SUKOHARJO – Menjelang Pergelaran Puncak yang tinggal menghitung hari, persiapan ke-50 peserta program pemberdayaan seni inklusif Yayasan Kiblat Abinaya Indonesia memasuki tahap validasi akhir. Pada Sabtu (11/4/2026), anak-anak dan sahabat penyandang disabilitas ini sukses menggelar “Latihan Intensif Pementasan – Pertemuan V” dalam format Mini Perform (Uji Coba Pementasan) di hadapan audiens terbatas di Sanggar Kasih Sayang Bunda, Kecamatan Mojolaban, Kabupaten Sukoharjo.
Langkah ini menjadi soft-launching dari rangkaian Program Pemanfaatan Hasil Kelola Dana Abadi Kebudayaan Tahun 2025 sebelum karya mereka disajikan kepada ribuan pasang mata pada bulan Mei 2026 mendatang.
Ketua Yayasan Kiblat Abinaya Indonesia, Fadhel Moubharok Ibni Faisal, menjelaskan bahwa menghadirkan penonton sungguhan—yang terdiri dari masyarakat sekitar sanggar dan perwakilan wali—bertujuan untuk menguji respons mental dan demam panggung (stage fright) para aktor.
“Setelah melalui Gladi Bersih, hari ini di Sanggar Kasih Sayang Bunda, kita menghadirkan penonton sungguhan dalam skala kecil. Tujuannya adalah untuk menguji respons mental anak-anak saat ditonton oleh publik di luar lingkaran produksi. Ini adalah momen pembuktian bahwa karya seni inklusif dan pesan ekologi yang mereka bawakan mampu tersampaikan dan diapresiasi oleh masyarakat,” ujar Fadhel Moubharok Ibni Faisal.

Latihan:
Tolong tulis ulang teks halaman di antara "Langkah ini menjadi" dan "fright) para aktor.", termasuk kedua ujungnya. Ganti sebutan "demam panggung" menjadi "gugup panggung".

Kumpulan Data:
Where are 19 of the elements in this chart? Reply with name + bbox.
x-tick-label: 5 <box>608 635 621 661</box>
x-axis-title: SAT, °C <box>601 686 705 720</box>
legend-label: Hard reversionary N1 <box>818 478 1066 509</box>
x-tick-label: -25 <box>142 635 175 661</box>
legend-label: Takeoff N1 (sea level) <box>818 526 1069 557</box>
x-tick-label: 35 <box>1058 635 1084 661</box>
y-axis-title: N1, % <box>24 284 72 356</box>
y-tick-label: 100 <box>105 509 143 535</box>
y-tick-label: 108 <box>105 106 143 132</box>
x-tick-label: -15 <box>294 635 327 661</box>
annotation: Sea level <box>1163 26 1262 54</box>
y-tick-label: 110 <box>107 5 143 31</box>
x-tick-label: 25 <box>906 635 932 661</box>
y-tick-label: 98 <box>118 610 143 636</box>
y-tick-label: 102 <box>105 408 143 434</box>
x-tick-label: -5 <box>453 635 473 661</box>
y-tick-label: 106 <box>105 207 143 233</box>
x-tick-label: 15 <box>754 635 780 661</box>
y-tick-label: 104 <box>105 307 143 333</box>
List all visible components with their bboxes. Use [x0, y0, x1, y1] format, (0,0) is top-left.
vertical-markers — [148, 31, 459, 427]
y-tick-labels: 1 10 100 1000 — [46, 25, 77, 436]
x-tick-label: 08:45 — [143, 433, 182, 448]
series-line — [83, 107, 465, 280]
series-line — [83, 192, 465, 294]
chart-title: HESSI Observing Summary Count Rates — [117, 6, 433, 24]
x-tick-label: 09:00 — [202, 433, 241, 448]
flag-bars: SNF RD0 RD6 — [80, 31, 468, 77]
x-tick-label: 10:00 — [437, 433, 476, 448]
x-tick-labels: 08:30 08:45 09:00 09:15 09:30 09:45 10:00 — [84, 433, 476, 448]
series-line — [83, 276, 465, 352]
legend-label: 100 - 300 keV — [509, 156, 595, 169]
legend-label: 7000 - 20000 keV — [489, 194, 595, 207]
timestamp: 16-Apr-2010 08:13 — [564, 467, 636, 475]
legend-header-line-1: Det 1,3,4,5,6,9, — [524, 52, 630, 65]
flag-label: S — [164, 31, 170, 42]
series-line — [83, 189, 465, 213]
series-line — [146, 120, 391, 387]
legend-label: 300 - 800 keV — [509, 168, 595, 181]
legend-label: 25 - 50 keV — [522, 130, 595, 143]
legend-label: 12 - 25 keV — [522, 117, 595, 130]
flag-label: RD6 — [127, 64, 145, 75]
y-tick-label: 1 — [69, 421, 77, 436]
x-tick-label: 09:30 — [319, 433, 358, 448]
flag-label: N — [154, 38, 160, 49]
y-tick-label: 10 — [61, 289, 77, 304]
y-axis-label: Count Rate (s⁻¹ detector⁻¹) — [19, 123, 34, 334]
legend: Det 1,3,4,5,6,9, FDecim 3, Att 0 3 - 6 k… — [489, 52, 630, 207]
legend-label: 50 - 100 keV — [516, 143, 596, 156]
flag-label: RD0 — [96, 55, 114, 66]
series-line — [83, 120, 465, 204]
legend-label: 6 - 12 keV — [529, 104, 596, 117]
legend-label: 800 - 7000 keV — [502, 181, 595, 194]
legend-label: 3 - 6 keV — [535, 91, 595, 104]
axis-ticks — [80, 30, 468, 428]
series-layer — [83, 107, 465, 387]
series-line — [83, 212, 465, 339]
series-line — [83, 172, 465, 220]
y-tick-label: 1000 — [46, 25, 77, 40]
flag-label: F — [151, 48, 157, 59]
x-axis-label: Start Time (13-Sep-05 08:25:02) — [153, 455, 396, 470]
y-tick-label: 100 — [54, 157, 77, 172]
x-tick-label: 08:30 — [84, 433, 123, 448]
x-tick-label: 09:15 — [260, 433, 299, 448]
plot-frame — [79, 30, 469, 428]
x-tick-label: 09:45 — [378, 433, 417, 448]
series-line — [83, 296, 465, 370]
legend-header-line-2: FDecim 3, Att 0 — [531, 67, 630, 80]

Jawaban Latihan:
Langkah ini menjadi soft-launching dari rangkaian Program Pemanfaatan Hasil Kelola Dana Abadi Kebudayaan Tahun 2025 sebelum karya mereka disajikan kepada ribuan pasang mata pada bulan Mei 2026 mendatang.
Ketua Yayasan Kiblat Abinaya Indonesia, Fadhel Moubharok Ibni Faisal, menjelaskan bahwa menghadirkan penonton sungguhan—yang terdiri dari masyarakat sekitar sanggar dan perwakilan wali—bertujuan untuk menguji respons mental dan gugup panggung (stage fright) para aktor.